» **Input data**
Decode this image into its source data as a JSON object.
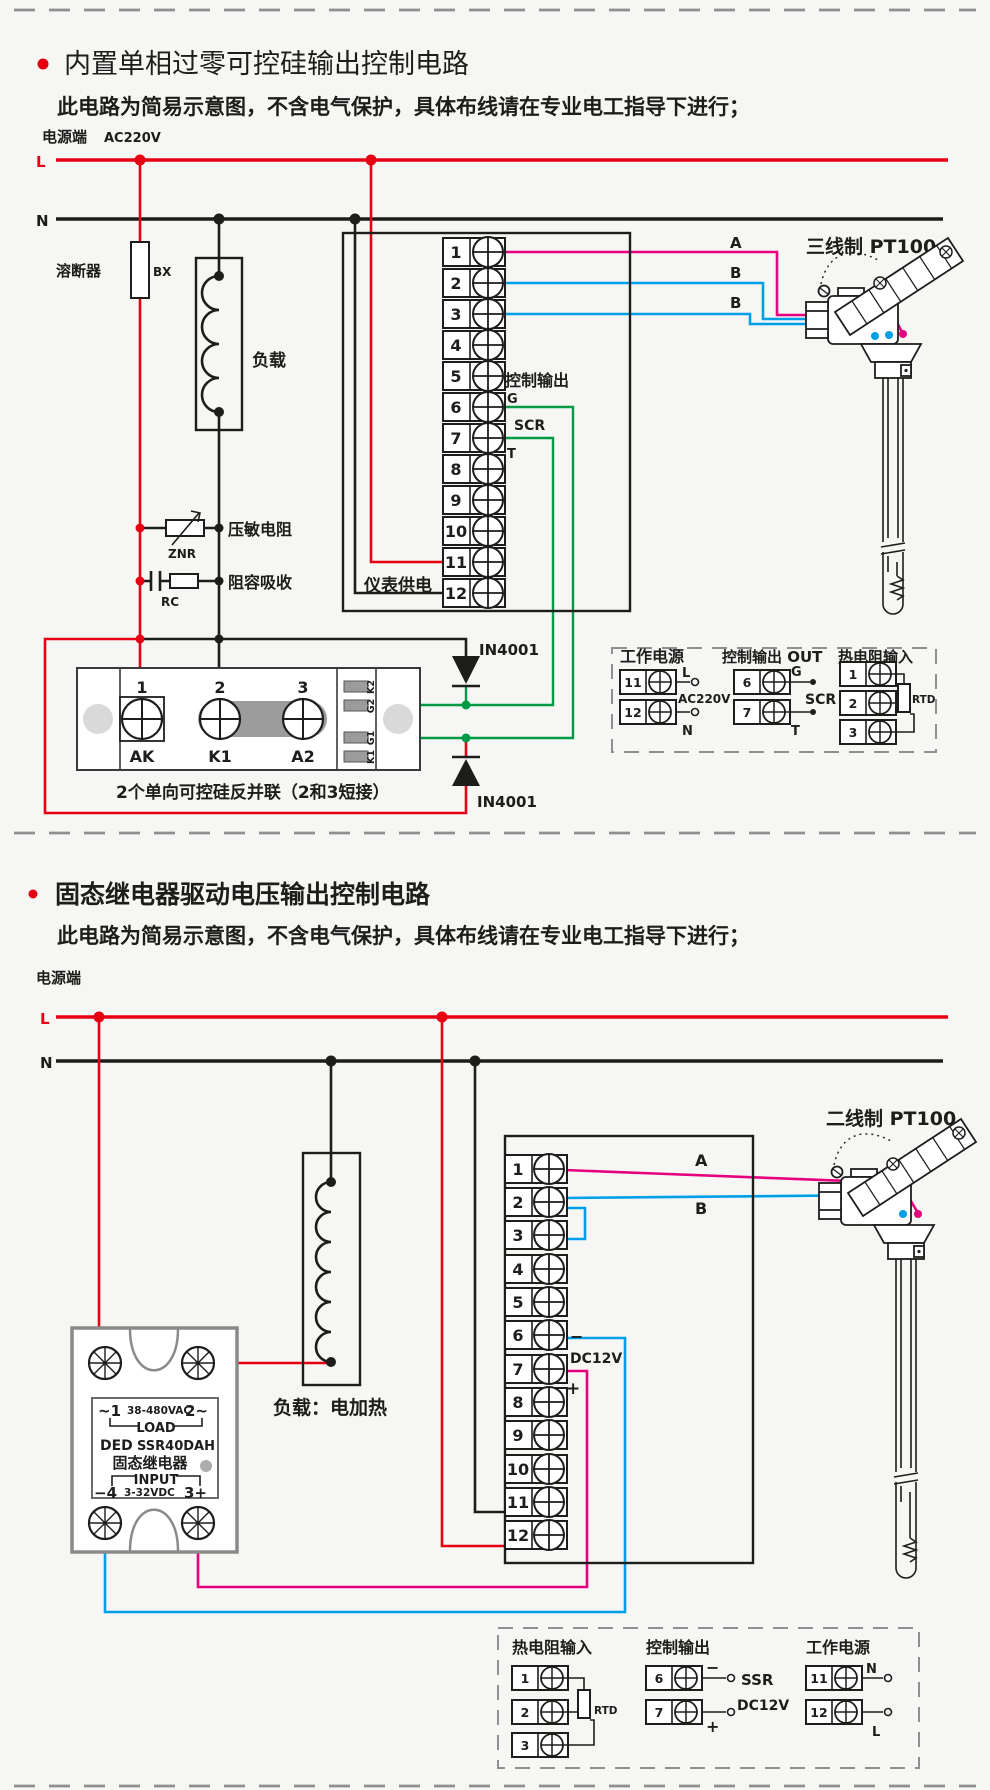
{
  "d1": {
    "title": "内置单相过零可控硅输出控制电路",
    "subtitle": "此电路为简易示意图，不含电气保护，具体布线请在专业电工指导下进行；",
    "power_label": "电源端",
    "voltage": "AC220V",
    "l": "L",
    "n": "N",
    "fuse": "溶断器",
    "fuse_code": "BX",
    "load": "负载",
    "varistor": "压敏电阻",
    "varistor_code": "ZNR",
    "rc": "阻容吸收",
    "rc_code": "RC",
    "meter_power": "仪表供电",
    "ctrl_out": "控制输出",
    "g": "G",
    "scr": "SCR",
    "t": "T",
    "diode": "IN4001",
    "sensor": "三线制 PT100",
    "wa": "A",
    "wb1": "B",
    "wb2": "B",
    "terminals": [
      "1",
      "2",
      "3",
      "4",
      "5",
      "6",
      "7",
      "8",
      "9",
      "10",
      "11",
      "12"
    ],
    "module": {
      "n1": "1",
      "n2": "2",
      "n3": "3",
      "l1": "AK",
      "l2": "K1",
      "l3": "A2",
      "t1": "K2",
      "t2": "G2",
      "t3": "G1",
      "t4": "K1",
      "caption": "2个单向可控硅反并联（2和3短接）"
    },
    "legend": {
      "power_title": "工作电源",
      "power_n11": "11",
      "power_n12": "12",
      "power_l": "L",
      "power_n": "N",
      "power_v": "AC220V",
      "out_title": "控制输出 OUT",
      "out_n6": "6",
      "out_n7": "7",
      "out_g": "G",
      "out_t": "T",
      "out_dev": "SCR",
      "rtd_title": "热电阻输入",
      "rtd_n1": "1",
      "rtd_n2": "2",
      "rtd_n3": "3",
      "rtd_dev": "RTD"
    }
  },
  "d2": {
    "title": "固态继电器驱动电压输出控制电路",
    "subtitle": "此电路为简易示意图，不含电气保护，具体布线请在专业电工指导下进行；",
    "power_label": "电源端",
    "l": "L",
    "n": "N",
    "load": "负载：电加热",
    "sensor": "二线制 PT100",
    "wa": "A",
    "wb": "B",
    "minus": "−",
    "plus": "+",
    "dc12v": "DC12V",
    "terminals": [
      "1",
      "2",
      "3",
      "4",
      "5",
      "6",
      "7",
      "8",
      "9",
      "10",
      "11",
      "12"
    ],
    "ssr": {
      "ac1": "~1",
      "acv": "38-480VAC",
      "ac2": "2~",
      "load": "LOAD",
      "brand": "DED",
      "model": "SSR40DAH",
      "name": "固态继电器",
      "input": "INPUT",
      "dc_m": "−4",
      "dcv": "3-32VDC",
      "dc_p": "3+"
    },
    "legend": {
      "rtd_title": "热电阻输入",
      "rtd_n1": "1",
      "rtd_n2": "2",
      "rtd_n3": "3",
      "rtd_dev": "RTD",
      "out_title": "控制输出",
      "out_n6": "6",
      "out_n7": "7",
      "out_m": "−",
      "out_p": "+",
      "out_dev": "SSR",
      "out_v": "DC12V",
      "power_title": "工作电源",
      "power_n11": "11",
      "power_n12": "12",
      "power_n": "N",
      "power_l": "L"
    }
  }
}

» **The request**
Would you mind returning each entry above word for word, skipping the images?

» **Reply**
Decode this image into its source data as a JSON object.
{
  "d1": {
    "title": "内置单相过零可控硅输出控制电路",
    "subtitle": "此电路为简易示意图，不含电气保护，具体布线请在专业电工指导下进行；",
    "power_label": "电源端",
    "voltage": "AC220V",
    "l": "L",
    "n": "N",
    "fuse": "溶断器",
    "fuse_code": "BX",
    "load": "负载",
    "varistor": "压敏电阻",
    "varistor_code": "ZNR",
    "rc": "阻容吸收",
    "rc_code": "RC",
    "meter_power": "仪表供电",
    "ctrl_out": "控制输出",
    "g": "G",
    "scr": "SCR",
    "t": "T",
    "diode": "IN4001",
    "sensor": "三线制 PT100",
    "wa": "A",
    "wb1": "B",
    "wb2": "B",
    "terminals": [
      "1",
      "2",
      "3",
      "4",
      "5",
      "6",
      "7",
      "8",
      "9",
      "10",
      "11",
      "12"
    ],
    "module": {
      "n1": "1",
      "n2": "2",
      "n3": "3",
      "l1": "AK",
      "l2": "K1",
      "l3": "A2",
      "t1": "K2",
      "t2": "G2",
      "t3": "G1",
      "t4": "K1",
      "caption": "2个单向可控硅反并联（2和3短接）"
    },
    "legend": {
      "power_title": "工作电源",
      "power_n11": "11",
      "power_n12": "12",
      "power_l": "L",
      "power_n": "N",
      "power_v": "AC220V",
      "out_title": "控制输出 OUT",
      "out_n6": "6",
      "out_n7": "7",
      "out_g": "G",
      "out_t": "T",
      "out_dev": "SCR",
      "rtd_title": "热电阻输入",
      "rtd_n1": "1",
      "rtd_n2": "2",
      "rtd_n3": "3",
      "rtd_dev": "RTD"
    }
  },
  "d2": {
    "title": "固态继电器驱动电压输出控制电路",
    "subtitle": "此电路为简易示意图，不含电气保护，具体布线请在专业电工指导下进行；",
    "power_label": "电源端",
    "l": "L",
    "n": "N",
    "load": "负载：电加热",
    "sensor": "二线制 PT100",
    "wa": "A",
    "wb": "B",
    "minus": "−",
    "plus": "+",
    "dc12v": "DC12V",
    "terminals": [
      "1",
      "2",
      "3",
      "4",
      "5",
      "6",
      "7",
      "8",
      "9",
      "10",
      "11",
      "12"
    ],
    "ssr": {
      "ac1": "~1",
      "acv": "38-480VAC",
      "ac2": "2~",
      "load": "LOAD",
      "brand": "DED",
      "model": "SSR40DAH",
      "name": "固态继电器",
      "input": "INPUT",
      "dc_m": "−4",
      "dcv": "3-32VDC",
      "dc_p": "3+"
    },
    "legend": {
      "rtd_title": "热电阻输入",
      "rtd_n1": "1",
      "rtd_n2": "2",
      "rtd_n3": "3",
      "rtd_dev": "RTD",
      "out_title": "控制输出",
      "out_n6": "6",
      "out_n7": "7",
      "out_m": "−",
      "out_p": "+",
      "out_dev": "SSR",
      "out_v": "DC12V",
      "power_title": "工作电源",
      "power_n11": "11",
      "power_n12": "12",
      "power_n": "N",
      "power_l": "L"
    }
  }
}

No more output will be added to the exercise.